Data excerpts:
*****

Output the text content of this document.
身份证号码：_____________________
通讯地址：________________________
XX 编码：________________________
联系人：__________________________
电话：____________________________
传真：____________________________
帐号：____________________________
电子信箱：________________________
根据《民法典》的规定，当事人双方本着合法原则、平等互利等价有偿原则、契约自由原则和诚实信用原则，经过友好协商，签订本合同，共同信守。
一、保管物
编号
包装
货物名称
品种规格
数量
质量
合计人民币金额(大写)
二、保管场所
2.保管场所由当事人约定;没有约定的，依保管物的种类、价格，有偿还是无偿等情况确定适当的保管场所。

*****

WHAT IS ASKED:
Each line above must be printed exactly as it appears.

WRITTEN SOLUTION:
Output the text content of this document.
身份证号码：_____________________
通讯地址：________________________
XX 编码：________________________
联系人：__________________________
电话：____________________________
传真：____________________________
帐号：____________________________
电子信箱：________________________
根据《民法典》的规定，当事人双方本着合法原则、平等互利等价有偿原则、契约自由原则和诚实信用原则，经过友好协商，签订本合同，共同信守。
一、保管物
编号
包装
货物名称
品种规格
数量
质量
合计人民币金额(大写)
二、保管场所
2.保管场所由当事人约定;没有约定的，依保管物的种类、价格，有偿还是无偿等情况确定适当的保管场所。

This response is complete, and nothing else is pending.